## Problem
Check every line of the entries that follow, and copy the ones containing "icon".

Stored data:
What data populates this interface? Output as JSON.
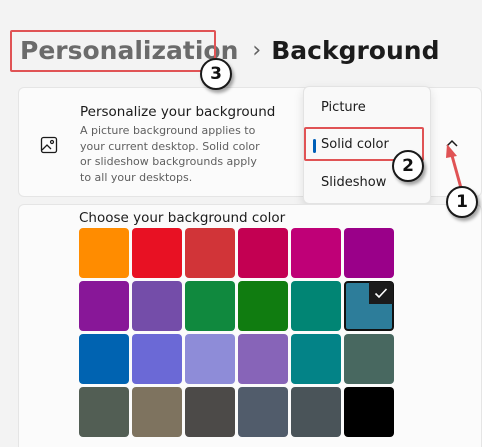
{
  "breadcrumb": {
    "parent": "Personalization",
    "separator": "›",
    "current": "Background"
  },
  "card": {
    "icon": "picture-icon",
    "title": "Personalize your background",
    "description": "A picture background applies to your current desktop. Solid color or slideshow backgrounds apply to all your desktops."
  },
  "dropdown": {
    "options": [
      "Picture",
      "Solid color",
      "Slideshow"
    ],
    "selected": "Solid color"
  },
  "expander_icon": "chevron-up-icon",
  "colors": {
    "label": "Choose your background color",
    "selected_index": 11,
    "swatches": [
      "#ff8c00",
      "#e81123",
      "#d13438",
      "#c30052",
      "#bf0077",
      "#9a0089",
      "#881798",
      "#744da9",
      "#10893e",
      "#107c10",
      "#018574",
      "#2d7d9a",
      "#0063b1",
      "#6b69d6",
      "#8e8cd8",
      "#8764b8",
      "#038387",
      "#486860",
      "#525e54",
      "#7e735f",
      "#4c4a48",
      "#515c6b",
      "#4a5459",
      "#000000"
    ]
  },
  "annotations": {
    "callouts": [
      "1",
      "2",
      "3"
    ],
    "highlight_color": "#e05355"
  }
}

## Task solution
    "icon": "picture-icon",
  "expander_icon": "chevron-up-icon",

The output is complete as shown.